(Stored entries)
######

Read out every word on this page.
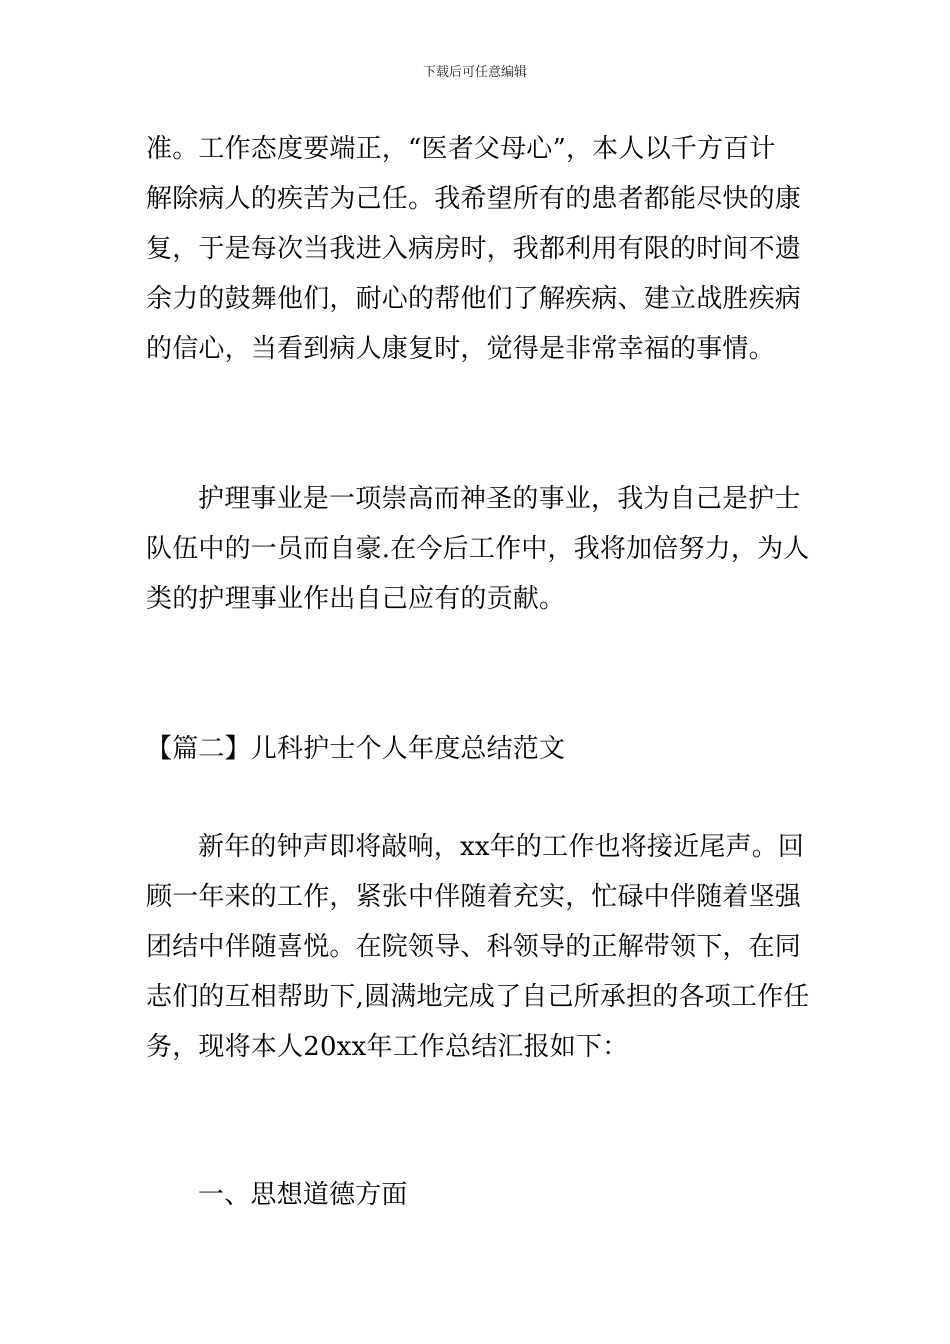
下载后可任意编辑
准。工作态度要端正，“医者父母心”，本人以千方百计
解除病人的疾苦为己任。我希望所有的患者都能尽快的康
复，于是每次当我进入病房时，我都利用有限的时间不遗
余力的鼓舞他们，耐心的帮他们了解疾病、建立战胜疾病
的信心，当看到病人康复时，觉得是非常幸福的事情。
护理事业是一项崇高而神圣的事业，我为自己是护士
队伍中的一员而自豪.在今后工作中，我将加倍努力，为人
类的护理事业作出自己应有的贡献。
【篇二】儿科护士个人年度总结范文
新年的钟声即将敲响，xx年的工作也将接近尾声。回
顾一年来的工作，紧张中伴随着充实，忙碌中伴随着坚强
团结中伴随喜悦。在院领导、科领导的正解带领下，在同
志们的互相帮助下,圆满地完成了自己所承担的各项工作任
务，现将本人20xx年工作总结汇报如下：
一、思想道德方面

######

THE TASK - Each entry above should be reproduced exactly, with the pictures removed.

WRITTEN RESPONSE -
Read out every word on this page.
下载后可任意编辑
准。工作态度要端正，“医者父母心”，本人以千方百计
解除病人的疾苦为己任。我希望所有的患者都能尽快的康
复，于是每次当我进入病房时，我都利用有限的时间不遗
余力的鼓舞他们，耐心的帮他们了解疾病、建立战胜疾病
的信心，当看到病人康复时，觉得是非常幸福的事情。
护理事业是一项崇高而神圣的事业，我为自己是护士
队伍中的一员而自豪.在今后工作中，我将加倍努力，为人
类的护理事业作出自己应有的贡献。
【篇二】儿科护士个人年度总结范文
新年的钟声即将敲响，xx年的工作也将接近尾声。回
顾一年来的工作，紧张中伴随着充实，忙碌中伴随着坚强
团结中伴随喜悦。在院领导、科领导的正解带领下，在同
志们的互相帮助下,圆满地完成了自己所承担的各项工作任
务，现将本人20xx年工作总结汇报如下：
一、思想道德方面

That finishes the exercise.